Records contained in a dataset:
_ _ _ _
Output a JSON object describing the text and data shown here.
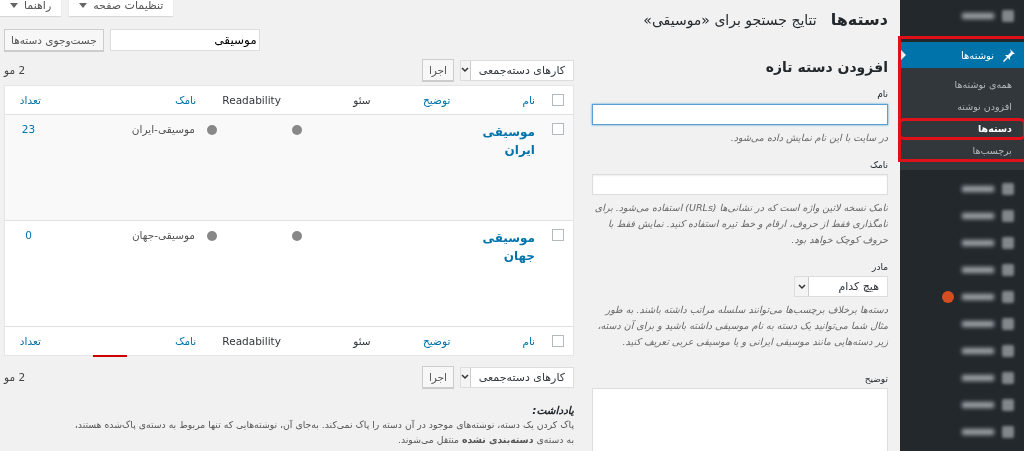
{
  "screen_options": [
    {
      "label": "تنظیمات صفحه"
    },
    {
      "label": "راهنما"
    }
  ],
  "header": {
    "title": "دسته‌ها",
    "subtitle": "تتایج جستجو برای «موسیقی»"
  },
  "search": {
    "value": "موسیقی",
    "button": "جست‌وجوی دسته‌ها"
  },
  "add_form": {
    "heading": "افزودن دسته تازه",
    "fields": [
      {
        "kind": "text",
        "label": "نام",
        "focused": true,
        "help": "در سایت با این نام نمایش داده می‌شود."
      },
      {
        "kind": "text",
        "label": "نامک",
        "focused": false,
        "help": "نامک نسخه لاتین واژه است که در نشانی‌ها (URLs) استفاده می‌شود. برای نامگذاری فقط از حروف، ارقام و خط تیره استفاده کنید. نمایش فقط با حروف کوچک خواهد بود."
      },
      {
        "kind": "select",
        "label": "مادر",
        "value": "هیچ کدام",
        "help": "دسته‌ها برخلاف برچسب‌ها می‌توانند سلسله مراتب داشته باشند. به طور مثال شما می‌توانید یک دسته به نام موسیقی داشته باشید و برای آن دسته، زیر دسته‌هایی مانند موسیقی ایرانی و یا موسیقی عربی تعریف کنید."
      },
      {
        "kind": "textarea",
        "label": "توضیح"
      }
    ]
  },
  "bulk_top": {
    "select": "کارهای دسته‌جمعی",
    "apply": "اجرا",
    "count": "2 مو"
  },
  "table": {
    "header_checked": false,
    "footer_checked": false,
    "columns": [
      {
        "label": "نام",
        "link": true
      },
      {
        "label": "توضیح",
        "link": true
      },
      {
        "label": "سئو",
        "link": false
      },
      {
        "label": "Readability",
        "link": false
      },
      {
        "label": "نامک",
        "link": true
      },
      {
        "label": "تعداد",
        "link": true
      }
    ],
    "footer_columns": [
      {
        "label": "نام",
        "link": true
      },
      {
        "label": "توضیح",
        "link": true
      },
      {
        "label": "سئو",
        "link": false
      },
      {
        "label": "Readability",
        "link": false
      },
      {
        "label": "نامک",
        "link": true
      },
      {
        "label": "تعداد",
        "link": true
      }
    ],
    "rows": [
      {
        "checked": false,
        "name": "موسیقی ایران",
        "slug": "موسیقی-ایران",
        "count": "23"
      },
      {
        "checked": false,
        "name": "موسیقی جهان",
        "slug": "موسیقی-جهان",
        "count": "0"
      }
    ]
  },
  "bulk_bottom": {
    "select": "کارهای دسته‌جمعی",
    "apply": "اجرا",
    "count": "2 مو"
  },
  "note": {
    "title": "یادداشت:",
    "lines": [
      "پاک کردن یک دسته، نوشته‌های موجود در آن دسته را پاک نمی‌کند. به‌جای آن، نوشته‌هایی که تنها مربوط به دسته‌ی پاک‌شده هستند،",
      "به دسته‌ی **دسته‌بندی نشده** منتقل می‌شوند."
    ]
  },
  "sidebar": {
    "items": [
      {
        "kind": "blurred",
        "badge": false
      },
      {
        "kind": "active",
        "label": "نوشته‌ها",
        "highlighted": true,
        "children": [
          {
            "label": "همه‌ی نوشته‌ها",
            "selected": false,
            "highlighted": false
          },
          {
            "label": "افزودن نوشته",
            "selected": false,
            "highlighted": false
          },
          {
            "label": "دسته‌ها",
            "selected": true,
            "highlighted": true
          },
          {
            "label": "برچسب‌ها",
            "selected": false,
            "highlighted": false
          }
        ]
      },
      {
        "kind": "blurred",
        "badge": false
      },
      {
        "kind": "blurred",
        "badge": false
      },
      {
        "kind": "blurred",
        "badge": false
      },
      {
        "kind": "blurred",
        "badge": false
      },
      {
        "kind": "blurred",
        "badge": true
      },
      {
        "kind": "blurred",
        "badge": false
      },
      {
        "kind": "blurred",
        "badge": false
      },
      {
        "kind": "blurred",
        "badge": false
      },
      {
        "kind": "blurred",
        "badge": false
      },
      {
        "kind": "blurred",
        "badge": false
      }
    ]
  }
}
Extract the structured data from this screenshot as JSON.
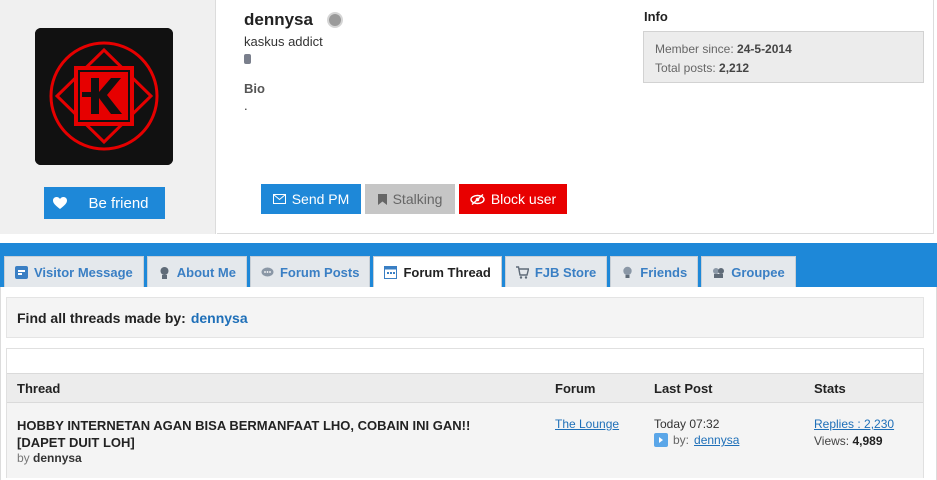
{
  "profile": {
    "username": "dennysa",
    "rank": "kaskus addict",
    "bio_title": "Bio",
    "bio_text": ".",
    "friend_button": "Be friend",
    "info": {
      "title": "Info",
      "member_since_label": "Member since:",
      "member_since_value": "24-5-2014",
      "total_posts_label": "Total posts:",
      "total_posts_value": "2,212"
    },
    "actions": {
      "send_pm": "Send PM",
      "stalking": "Stalking",
      "block_user": "Block user"
    }
  },
  "tabs": [
    {
      "label": "Visitor Message",
      "icon": "message-board-icon"
    },
    {
      "label": "About Me",
      "icon": "user-info-icon"
    },
    {
      "label": "Forum Posts",
      "icon": "speech-bubble-icon"
    },
    {
      "label": "Forum Thread",
      "icon": "thread-window-icon",
      "active": true
    },
    {
      "label": "FJB Store",
      "icon": "shopping-cart-icon"
    },
    {
      "label": "Friends",
      "icon": "bulb-icon"
    },
    {
      "label": "Groupee",
      "icon": "group-icon"
    }
  ],
  "find": {
    "label": "Find all threads made by:",
    "user": "dennysa"
  },
  "table": {
    "headers": {
      "thread": "Thread",
      "forum": "Forum",
      "last_post": "Last Post",
      "stats": "Stats"
    },
    "rows": [
      {
        "title": "HOBBY INTERNETAN AGAN BISA BERMANFAAT LHO, COBAIN INI GAN!! [DAPET DUIT LOH]",
        "by_label": "by",
        "by_user": "dennysa",
        "forum": "The Lounge",
        "last_time": "Today 07:32",
        "last_by_label": "by:",
        "last_by_user": "dennysa",
        "replies": "Replies : 2,230",
        "views_label": "Views:",
        "views_value": "4,989"
      }
    ]
  },
  "colors": {
    "brand": "#1e88d8",
    "block": "#e80000",
    "avatar_red": "#e60000"
  }
}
_ _ _ _
Work instructions:
Within the listing above, find every line containing the string "help" and return it.

Reply to the task:
        "help": "در سایت با این نام نمایش داده می‌شود."
        "help": "نامک نسخه لاتین واژه است که در نشانی‌ها (URLs) استفاده می‌شود. برای نامگذاری فقط از حروف، ارقام و خط تیره استفاده کنید. نمایش فقط با حروف کوچک خواهد بود."
        "help": "دسته‌ها برخلاف برچسب‌ها می‌توانند سلسله مراتب داشته باشند. به طور مثال شما می‌توانید یک دسته به نام موسیقی داشته باشید و برای آن دسته، زیر دسته‌هایی مانند موسیقی ایرانی و یا موسیقی عربی تعریف کنید."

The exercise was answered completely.